» **TASK BRIEF**
Search the data below for "Countywide"; list each line that holds it.

» **RECORDS SUPPLIED**
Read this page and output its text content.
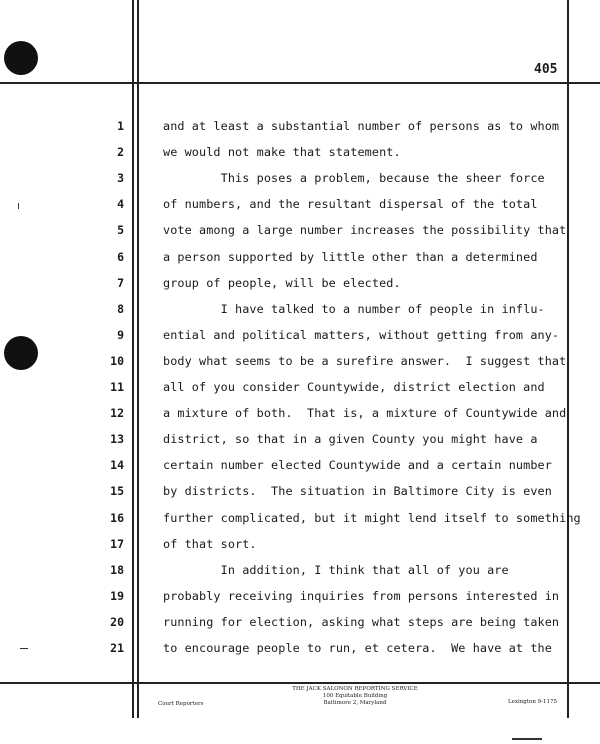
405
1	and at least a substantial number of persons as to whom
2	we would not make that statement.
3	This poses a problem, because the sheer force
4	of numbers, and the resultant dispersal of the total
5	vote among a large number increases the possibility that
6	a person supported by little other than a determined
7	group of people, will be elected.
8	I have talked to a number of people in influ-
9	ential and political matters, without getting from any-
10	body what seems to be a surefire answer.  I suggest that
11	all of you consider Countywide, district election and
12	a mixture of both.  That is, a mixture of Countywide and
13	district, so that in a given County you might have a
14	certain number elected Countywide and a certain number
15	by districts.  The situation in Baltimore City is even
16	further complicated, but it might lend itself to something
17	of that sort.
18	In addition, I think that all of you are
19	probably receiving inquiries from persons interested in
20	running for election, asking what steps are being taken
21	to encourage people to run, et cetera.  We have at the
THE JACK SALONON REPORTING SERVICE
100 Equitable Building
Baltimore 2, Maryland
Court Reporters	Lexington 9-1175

--

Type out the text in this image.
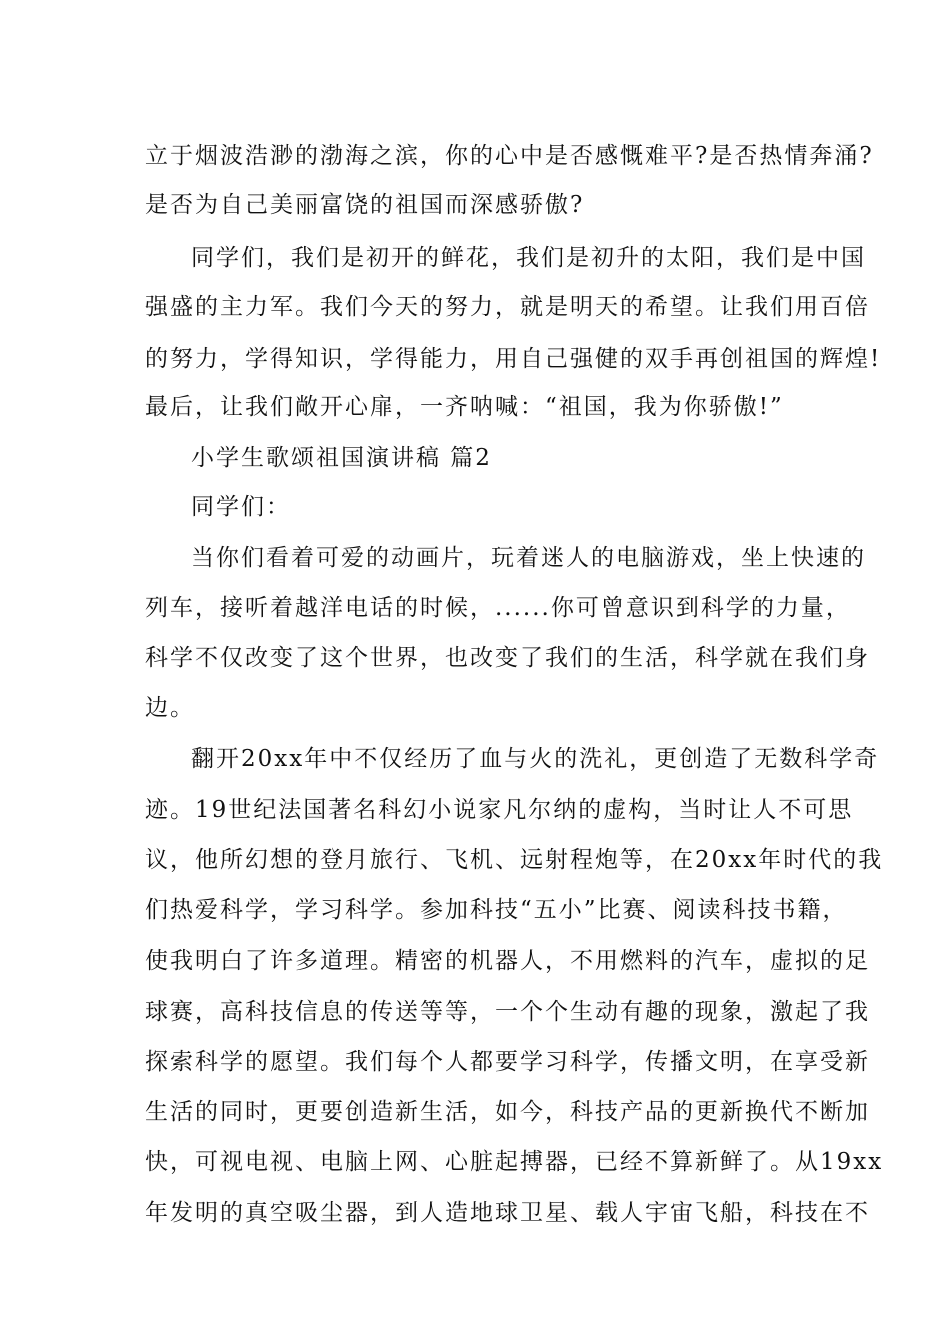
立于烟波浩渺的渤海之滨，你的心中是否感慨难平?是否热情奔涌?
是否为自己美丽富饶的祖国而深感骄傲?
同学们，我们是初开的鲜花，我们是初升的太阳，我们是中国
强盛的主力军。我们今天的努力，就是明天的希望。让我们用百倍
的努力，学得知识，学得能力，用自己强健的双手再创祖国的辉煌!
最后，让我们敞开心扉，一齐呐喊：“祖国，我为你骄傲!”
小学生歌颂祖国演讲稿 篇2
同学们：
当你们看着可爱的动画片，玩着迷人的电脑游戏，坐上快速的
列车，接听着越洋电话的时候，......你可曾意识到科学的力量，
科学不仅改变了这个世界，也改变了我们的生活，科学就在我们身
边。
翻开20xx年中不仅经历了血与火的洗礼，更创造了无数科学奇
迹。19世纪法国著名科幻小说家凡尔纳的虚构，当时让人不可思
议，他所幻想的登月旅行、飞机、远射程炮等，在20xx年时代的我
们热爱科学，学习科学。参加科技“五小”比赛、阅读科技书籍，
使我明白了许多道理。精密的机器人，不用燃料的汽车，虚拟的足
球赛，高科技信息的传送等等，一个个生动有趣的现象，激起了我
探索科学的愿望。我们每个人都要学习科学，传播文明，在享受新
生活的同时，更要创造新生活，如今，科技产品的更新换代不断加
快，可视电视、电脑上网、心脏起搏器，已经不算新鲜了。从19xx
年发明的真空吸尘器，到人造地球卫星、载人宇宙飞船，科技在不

» **EXPECTED ANSWER**
11	all of you consider Countywide, district election and
12	a mixture of both.  That is, a mixture of Countywide and
14	certain number elected Countywide and a certain number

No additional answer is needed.